-- Your task --
Your answer should be a single number: the count of lines in the material below that hold "color".

Stored data
━━━
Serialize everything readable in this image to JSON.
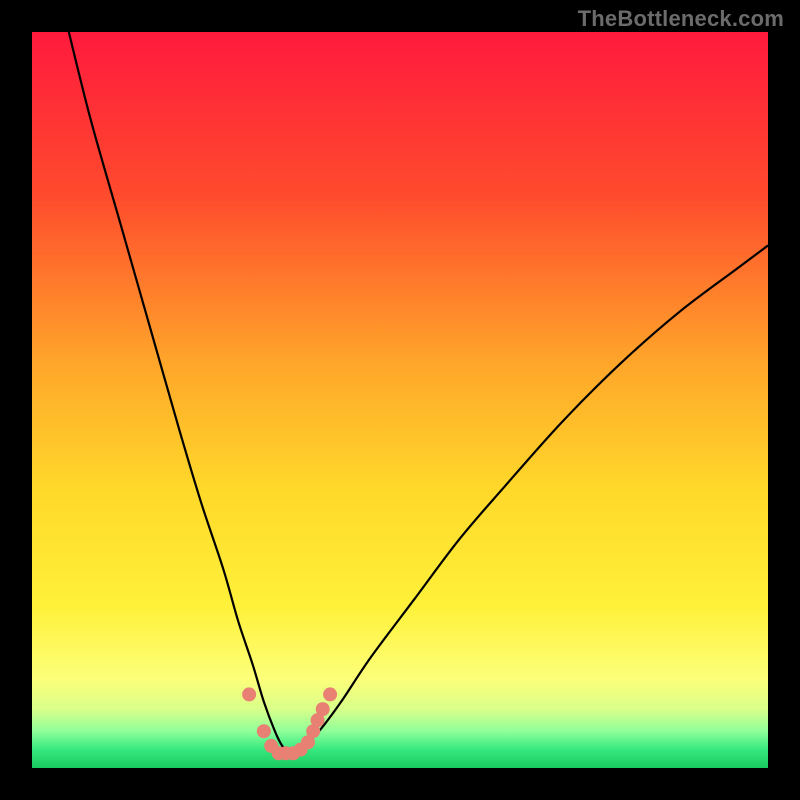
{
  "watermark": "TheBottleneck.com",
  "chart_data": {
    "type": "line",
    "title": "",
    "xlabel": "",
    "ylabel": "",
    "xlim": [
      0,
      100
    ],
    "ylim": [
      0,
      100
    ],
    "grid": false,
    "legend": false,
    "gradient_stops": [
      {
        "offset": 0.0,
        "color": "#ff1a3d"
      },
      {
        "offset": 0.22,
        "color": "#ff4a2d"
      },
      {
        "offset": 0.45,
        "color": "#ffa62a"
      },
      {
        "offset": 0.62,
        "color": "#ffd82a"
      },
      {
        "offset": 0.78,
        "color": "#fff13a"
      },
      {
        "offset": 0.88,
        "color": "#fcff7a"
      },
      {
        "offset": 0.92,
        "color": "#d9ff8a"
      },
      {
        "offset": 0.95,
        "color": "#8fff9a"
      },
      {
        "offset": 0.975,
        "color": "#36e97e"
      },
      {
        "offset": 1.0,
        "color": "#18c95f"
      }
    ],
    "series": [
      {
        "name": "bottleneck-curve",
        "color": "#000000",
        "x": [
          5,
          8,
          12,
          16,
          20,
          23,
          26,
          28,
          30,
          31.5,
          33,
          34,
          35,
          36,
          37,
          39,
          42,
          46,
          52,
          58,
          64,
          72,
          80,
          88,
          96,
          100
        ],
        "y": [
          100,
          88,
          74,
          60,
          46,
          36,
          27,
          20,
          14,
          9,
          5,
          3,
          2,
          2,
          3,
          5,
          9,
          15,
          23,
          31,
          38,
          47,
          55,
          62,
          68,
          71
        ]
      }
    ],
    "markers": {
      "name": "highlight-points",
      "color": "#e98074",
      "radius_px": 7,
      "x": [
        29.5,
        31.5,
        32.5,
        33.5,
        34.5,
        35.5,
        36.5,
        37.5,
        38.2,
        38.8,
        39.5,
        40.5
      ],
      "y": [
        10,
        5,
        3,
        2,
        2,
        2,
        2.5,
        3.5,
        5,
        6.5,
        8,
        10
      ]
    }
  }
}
━━━
-- Full solution --
12